STATED GOAL
Locate each line below that includes "XAGUSD" and reproduce it.

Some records
<<<<

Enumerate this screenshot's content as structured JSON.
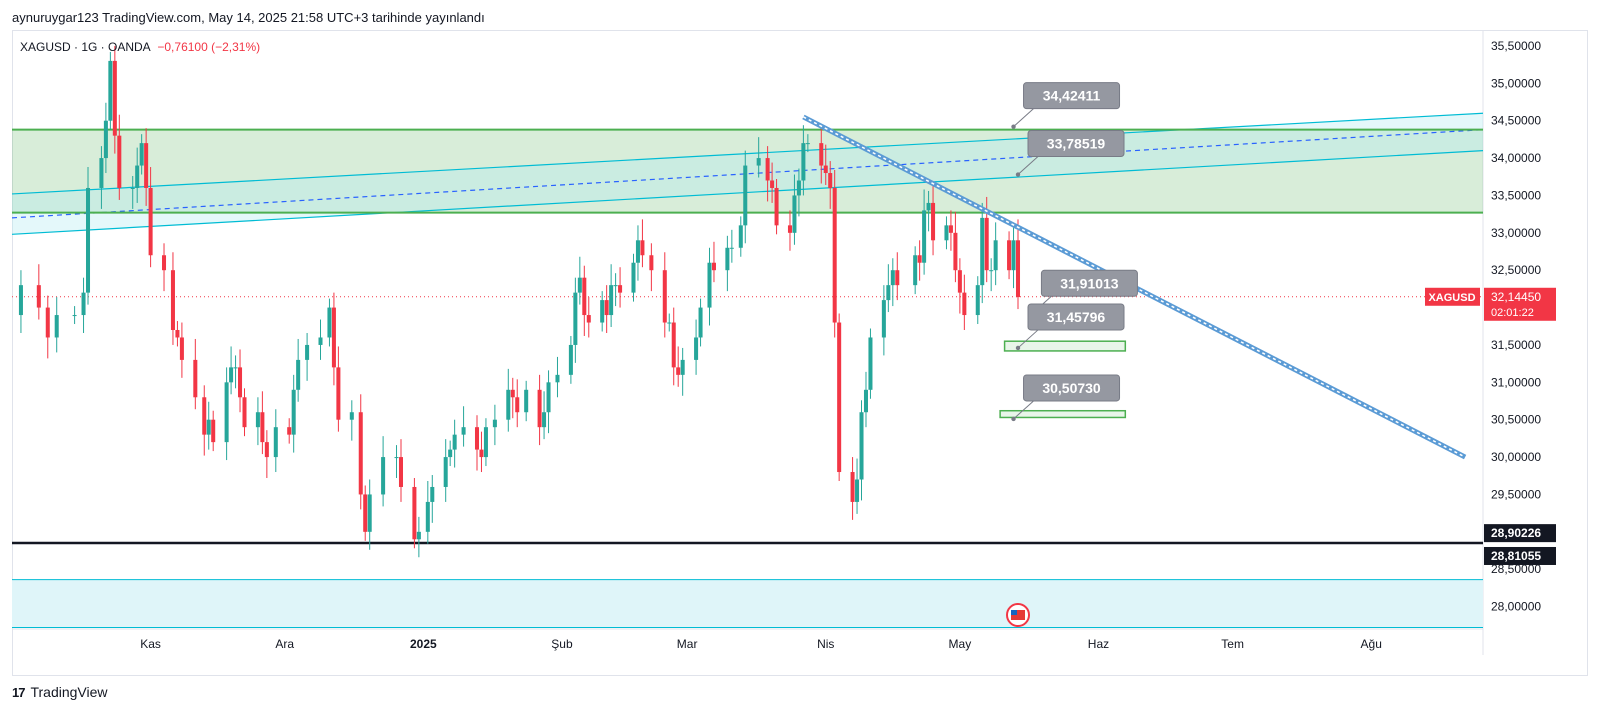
{
  "header": {
    "published_text": "aynuruygar123 TradingView.com, May 14, 2025 21:58 UTC+3 tarihinde yayınlandı",
    "symbol_line": "XAGUSD · 1G · OANDA",
    "change_text": "−0,76100 (−2,31%)"
  },
  "footer": {
    "logo_text": "TradingView"
  },
  "colors": {
    "up": "#26a69a",
    "down": "#f23645",
    "zone": "#4caf50",
    "channel": "#00bcd4",
    "trend": "#5b9bd5"
  },
  "chart_data": {
    "type": "candlestick",
    "symbol": "XAGUSD",
    "interval": "1G",
    "source": "OANDA",
    "ylim": [
      27.7,
      35.7
    ],
    "y_ticks": [
      "35,50000",
      "35,00000",
      "34,50000",
      "34,00000",
      "33,50000",
      "33,00000",
      "32,50000",
      "32,00000",
      "31,50000",
      "31,00000",
      "30,50000",
      "30,00000",
      "29,50000",
      "29,00000",
      "28,50000",
      "28,00000"
    ],
    "y_tick_values": [
      35.5,
      35.0,
      34.5,
      34.0,
      33.5,
      33.0,
      32.5,
      32.0,
      31.5,
      31.0,
      30.5,
      30.0,
      29.5,
      29.0,
      28.5,
      28.0
    ],
    "x_labels": [
      {
        "label": "Kas",
        "date": "2024-11-01",
        "bold": false
      },
      {
        "label": "Ara",
        "date": "2024-12-01",
        "bold": false
      },
      {
        "label": "2025",
        "date": "2025-01-01",
        "bold": true
      },
      {
        "label": "Şub",
        "date": "2025-02-01",
        "bold": false
      },
      {
        "label": "Mar",
        "date": "2025-03-01",
        "bold": false
      },
      {
        "label": "Nis",
        "date": "2025-04-01",
        "bold": false
      },
      {
        "label": "May",
        "date": "2025-05-01",
        "bold": false
      },
      {
        "label": "Haz",
        "date": "2025-06-01",
        "bold": false
      },
      {
        "label": "Tem",
        "date": "2025-07-01",
        "bold": false
      },
      {
        "label": "Ağu",
        "date": "2025-08-01",
        "bold": false
      }
    ],
    "x_range": [
      "2024-10-01",
      "2025-08-26"
    ],
    "closes": [
      [
        "2024-10-01",
        31.9
      ],
      [
        "2024-10-03",
        32.3
      ],
      [
        "2024-10-07",
        32.0
      ],
      [
        "2024-10-09",
        31.6
      ],
      [
        "2024-10-11",
        31.9
      ],
      [
        "2024-10-15",
        31.9
      ],
      [
        "2024-10-17",
        32.2
      ],
      [
        "2024-10-18",
        33.6
      ],
      [
        "2024-10-21",
        34.0
      ],
      [
        "2024-10-22",
        34.5
      ],
      [
        "2024-10-23",
        35.3
      ],
      [
        "2024-10-24",
        34.3
      ],
      [
        "2024-10-25",
        33.6
      ],
      [
        "2024-10-28",
        33.6
      ],
      [
        "2024-10-29",
        33.9
      ],
      [
        "2024-10-30",
        34.2
      ],
      [
        "2024-10-31",
        33.6
      ],
      [
        "2024-11-01",
        32.7
      ],
      [
        "2024-11-04",
        32.5
      ],
      [
        "2024-11-06",
        31.7
      ],
      [
        "2024-11-07",
        31.6
      ],
      [
        "2024-11-08",
        31.3
      ],
      [
        "2024-11-11",
        30.8
      ],
      [
        "2024-11-13",
        30.3
      ],
      [
        "2024-11-14",
        30.5
      ],
      [
        "2024-11-15",
        30.2
      ],
      [
        "2024-11-18",
        31.0
      ],
      [
        "2024-11-19",
        31.2
      ],
      [
        "2024-11-20",
        31.2
      ],
      [
        "2024-11-21",
        30.8
      ],
      [
        "2024-11-22",
        30.4
      ],
      [
        "2024-11-25",
        30.6
      ],
      [
        "2024-11-26",
        30.2
      ],
      [
        "2024-11-27",
        30.0
      ],
      [
        "2024-11-29",
        30.4
      ],
      [
        "2024-12-02",
        30.3
      ],
      [
        "2024-12-03",
        30.9
      ],
      [
        "2024-12-04",
        31.3
      ],
      [
        "2024-12-06",
        31.5
      ],
      [
        "2024-12-09",
        31.6
      ],
      [
        "2024-12-11",
        32.0
      ],
      [
        "2024-12-12",
        31.2
      ],
      [
        "2024-12-13",
        30.5
      ],
      [
        "2024-12-16",
        30.6
      ],
      [
        "2024-12-18",
        29.5
      ],
      [
        "2024-12-19",
        29.0
      ],
      [
        "2024-12-20",
        29.5
      ],
      [
        "2024-12-23",
        30.0
      ],
      [
        "2024-12-26",
        30.0
      ],
      [
        "2024-12-27",
        29.6
      ],
      [
        "2024-12-30",
        28.9
      ],
      [
        "2024-12-31",
        29.0
      ],
      [
        "2025-01-02",
        29.4
      ],
      [
        "2025-01-03",
        29.6
      ],
      [
        "2025-01-06",
        30.0
      ],
      [
        "2025-01-07",
        30.1
      ],
      [
        "2025-01-08",
        30.3
      ],
      [
        "2025-01-10",
        30.4
      ],
      [
        "2025-01-13",
        30.1
      ],
      [
        "2025-01-14",
        30.0
      ],
      [
        "2025-01-15",
        30.4
      ],
      [
        "2025-01-17",
        30.5
      ],
      [
        "2025-01-20",
        30.9
      ],
      [
        "2025-01-21",
        30.8
      ],
      [
        "2025-01-22",
        30.6
      ],
      [
        "2025-01-24",
        30.9
      ],
      [
        "2025-01-27",
        30.4
      ],
      [
        "2025-01-28",
        30.6
      ],
      [
        "2025-01-29",
        31.0
      ],
      [
        "2025-01-31",
        31.1
      ],
      [
        "2025-02-03",
        31.5
      ],
      [
        "2025-02-04",
        32.2
      ],
      [
        "2025-02-05",
        32.4
      ],
      [
        "2025-02-06",
        31.9
      ],
      [
        "2025-02-07",
        31.8
      ],
      [
        "2025-02-10",
        32.1
      ],
      [
        "2025-02-11",
        31.9
      ],
      [
        "2025-02-12",
        32.3
      ],
      [
        "2025-02-13",
        32.3
      ],
      [
        "2025-02-14",
        32.2
      ],
      [
        "2025-02-17",
        32.6
      ],
      [
        "2025-02-18",
        32.9
      ],
      [
        "2025-02-19",
        32.7
      ],
      [
        "2025-02-21",
        32.5
      ],
      [
        "2025-02-24",
        31.8
      ],
      [
        "2025-02-25",
        31.8
      ],
      [
        "2025-02-26",
        31.2
      ],
      [
        "2025-02-27",
        31.1
      ],
      [
        "2025-02-28",
        31.3
      ],
      [
        "2025-03-03",
        31.6
      ],
      [
        "2025-03-04",
        32.0
      ],
      [
        "2025-03-06",
        32.6
      ],
      [
        "2025-03-07",
        32.5
      ],
      [
        "2025-03-10",
        32.8
      ],
      [
        "2025-03-11",
        32.8
      ],
      [
        "2025-03-13",
        33.1
      ],
      [
        "2025-03-14",
        33.9
      ],
      [
        "2025-03-17",
        34.0
      ],
      [
        "2025-03-19",
        33.7
      ],
      [
        "2025-03-20",
        33.6
      ],
      [
        "2025-03-21",
        33.1
      ],
      [
        "2025-03-24",
        33.0
      ],
      [
        "2025-03-25",
        33.5
      ],
      [
        "2025-03-26",
        33.7
      ],
      [
        "2025-03-27",
        34.2
      ],
      [
        "2025-03-28",
        34.2
      ],
      [
        "2025-03-31",
        33.9
      ],
      [
        "2025-04-01",
        33.8
      ],
      [
        "2025-04-02",
        33.6
      ],
      [
        "2025-04-03",
        31.8
      ],
      [
        "2025-04-04",
        29.8
      ],
      [
        "2025-04-07",
        29.4
      ],
      [
        "2025-04-08",
        29.7
      ],
      [
        "2025-04-09",
        30.6
      ],
      [
        "2025-04-10",
        30.9
      ],
      [
        "2025-04-11",
        31.6
      ],
      [
        "2025-04-14",
        32.1
      ],
      [
        "2025-04-15",
        32.3
      ],
      [
        "2025-04-16",
        32.5
      ],
      [
        "2025-04-17",
        32.3
      ],
      [
        "2025-04-21",
        32.7
      ],
      [
        "2025-04-22",
        32.6
      ],
      [
        "2025-04-23",
        33.3
      ],
      [
        "2025-04-24",
        33.4
      ],
      [
        "2025-04-25",
        32.9
      ],
      [
        "2025-04-28",
        33.1
      ],
      [
        "2025-04-29",
        33.0
      ],
      [
        "2025-04-30",
        32.5
      ],
      [
        "2025-05-01",
        32.2
      ],
      [
        "2025-05-02",
        31.9
      ],
      [
        "2025-05-05",
        32.3
      ],
      [
        "2025-05-06",
        33.2
      ],
      [
        "2025-05-07",
        32.5
      ],
      [
        "2025-05-08",
        32.5
      ],
      [
        "2025-05-09",
        32.9
      ],
      [
        "2025-05-12",
        32.5
      ],
      [
        "2025-05-13",
        32.9
      ],
      [
        "2025-05-14",
        32.14
      ]
    ],
    "horizontal_lines": [
      {
        "price": 34.38,
        "color": "green",
        "label": ""
      },
      {
        "price": 33.27,
        "color": "green",
        "label": ""
      },
      {
        "price": 28.85,
        "color": "black",
        "label": ""
      },
      {
        "price": 28.36,
        "color": "cyan",
        "label": ""
      },
      {
        "price": 27.72,
        "color": "cyan",
        "label": ""
      }
    ],
    "zones": [
      {
        "type": "support-box",
        "start_date": "2025-05-11",
        "end_date": "2025-06-07",
        "top": 31.55,
        "bottom": 31.42
      },
      {
        "type": "support-box",
        "start_date": "2025-05-10",
        "end_date": "2025-06-07",
        "top": 30.62,
        "bottom": 30.53
      }
    ],
    "trend_line": {
      "start_date": "2025-03-27",
      "start_price": 34.55,
      "end_date": "2025-08-22",
      "end_price": 30.0
    },
    "channel": {
      "start_date": "2024-10-01",
      "end_date": "2025-08-26",
      "upper": [
        33.52,
        34.6
      ],
      "mid": [
        33.2,
        34.38
      ],
      "lower": [
        32.98,
        34.1
      ]
    },
    "callouts": [
      {
        "text": "34,42411",
        "date": "2025-05-13",
        "price": 34.42
      },
      {
        "text": "33,78519",
        "date": "2025-05-14",
        "price": 33.78
      },
      {
        "text": "31,91013",
        "date": "2025-05-17",
        "price": 31.91
      },
      {
        "text": "31,45796",
        "date": "2025-05-14",
        "price": 31.46
      },
      {
        "text": "30,50730",
        "date": "2025-05-13",
        "price": 30.51
      }
    ],
    "axis_tags": [
      {
        "label": "XAGUSD",
        "value": "32,14450",
        "sub": "02:01:22",
        "price": 32.1445,
        "bg": "#f23645"
      },
      {
        "value": "28,90226",
        "price": 28.90226,
        "bg": "#131722"
      },
      {
        "value": "28,81055",
        "price": 28.81055,
        "bg": "#131722"
      }
    ],
    "last_price": 32.1445
  }
}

>>>>

REPLY
    "symbol_line": "XAGUSD · 1G · OANDA",
    "symbol": "XAGUSD",
        "label": "XAGUSD",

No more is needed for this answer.